- GOAL:
From the entries that follow, list every line in which the string "true" appears.

- Records from a collection of figures:
━━━━━━

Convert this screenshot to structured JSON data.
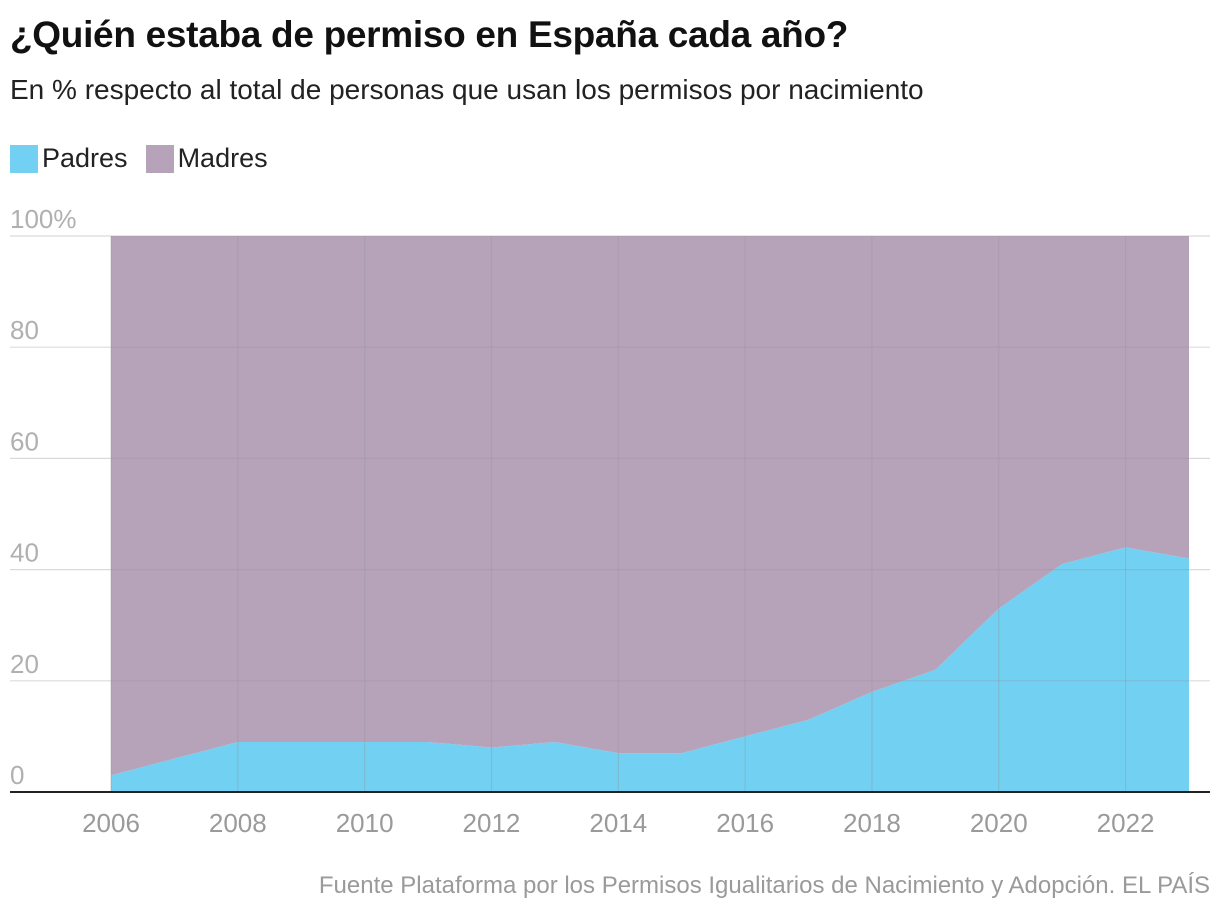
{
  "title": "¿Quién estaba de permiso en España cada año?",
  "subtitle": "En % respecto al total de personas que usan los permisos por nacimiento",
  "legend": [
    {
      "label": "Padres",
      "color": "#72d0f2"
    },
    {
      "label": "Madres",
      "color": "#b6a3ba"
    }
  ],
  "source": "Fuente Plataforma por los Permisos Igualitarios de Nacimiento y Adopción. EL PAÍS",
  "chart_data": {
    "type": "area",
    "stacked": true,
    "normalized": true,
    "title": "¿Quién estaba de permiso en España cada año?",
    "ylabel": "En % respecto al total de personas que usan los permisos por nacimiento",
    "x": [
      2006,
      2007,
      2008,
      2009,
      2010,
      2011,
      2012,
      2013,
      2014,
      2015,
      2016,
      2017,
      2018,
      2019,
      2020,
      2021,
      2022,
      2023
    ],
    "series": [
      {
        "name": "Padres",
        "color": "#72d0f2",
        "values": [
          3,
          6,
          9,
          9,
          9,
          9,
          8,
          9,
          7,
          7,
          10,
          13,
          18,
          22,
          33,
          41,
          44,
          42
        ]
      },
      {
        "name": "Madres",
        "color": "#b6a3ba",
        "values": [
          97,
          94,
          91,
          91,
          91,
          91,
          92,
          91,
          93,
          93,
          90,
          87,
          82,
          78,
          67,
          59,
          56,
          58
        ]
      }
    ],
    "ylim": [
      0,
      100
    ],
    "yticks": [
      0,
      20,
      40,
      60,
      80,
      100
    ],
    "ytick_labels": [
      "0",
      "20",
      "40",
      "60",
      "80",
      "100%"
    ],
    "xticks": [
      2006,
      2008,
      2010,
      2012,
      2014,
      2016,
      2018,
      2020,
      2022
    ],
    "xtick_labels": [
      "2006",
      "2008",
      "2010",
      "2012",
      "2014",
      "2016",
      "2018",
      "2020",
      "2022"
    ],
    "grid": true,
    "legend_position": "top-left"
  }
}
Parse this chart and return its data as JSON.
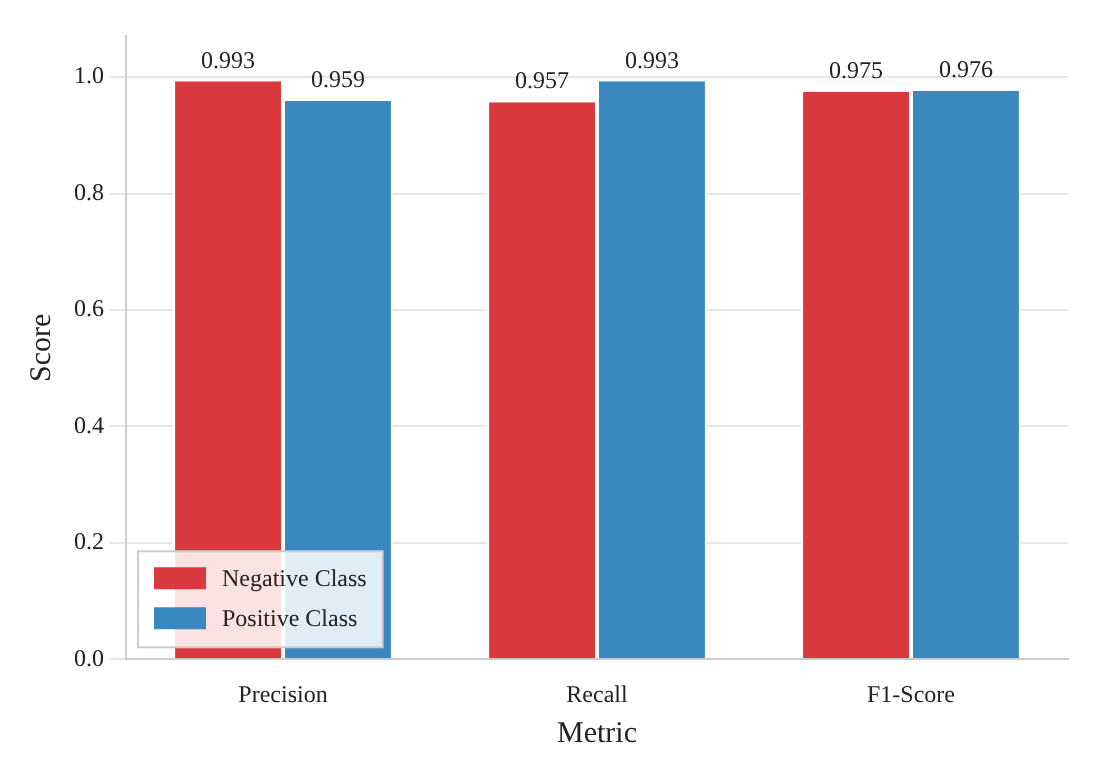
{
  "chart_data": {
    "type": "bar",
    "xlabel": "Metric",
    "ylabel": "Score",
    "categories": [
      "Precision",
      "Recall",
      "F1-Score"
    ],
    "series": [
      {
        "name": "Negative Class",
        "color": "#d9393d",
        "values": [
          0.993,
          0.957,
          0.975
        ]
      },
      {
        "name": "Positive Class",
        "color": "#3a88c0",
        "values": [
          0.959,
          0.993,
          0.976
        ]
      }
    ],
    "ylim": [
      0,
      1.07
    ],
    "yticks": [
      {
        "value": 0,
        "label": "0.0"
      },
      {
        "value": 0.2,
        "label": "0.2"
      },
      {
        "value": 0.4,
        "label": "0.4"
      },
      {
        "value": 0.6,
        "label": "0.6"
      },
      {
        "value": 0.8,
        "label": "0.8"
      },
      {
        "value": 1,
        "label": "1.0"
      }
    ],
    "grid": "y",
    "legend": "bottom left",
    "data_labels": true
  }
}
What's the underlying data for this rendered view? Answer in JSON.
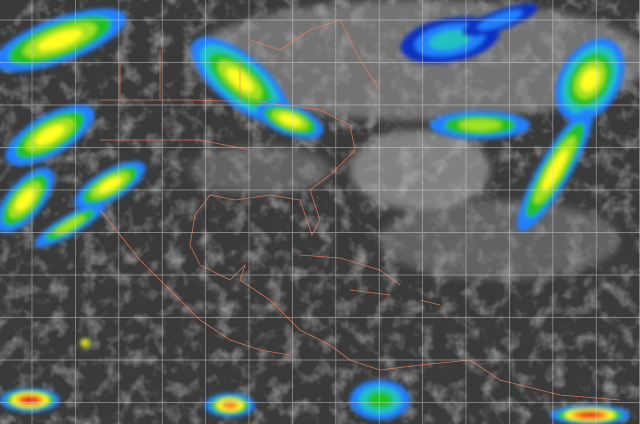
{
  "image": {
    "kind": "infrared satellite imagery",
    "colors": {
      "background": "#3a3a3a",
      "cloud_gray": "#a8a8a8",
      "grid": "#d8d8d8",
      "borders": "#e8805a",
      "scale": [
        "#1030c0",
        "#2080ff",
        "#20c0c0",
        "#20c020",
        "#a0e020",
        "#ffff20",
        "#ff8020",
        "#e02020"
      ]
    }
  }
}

━━━━━━

- ANSWER IN FULL:
    "stacked": true,
    "normalized": true,
    "grid": true,
    "data_labels": true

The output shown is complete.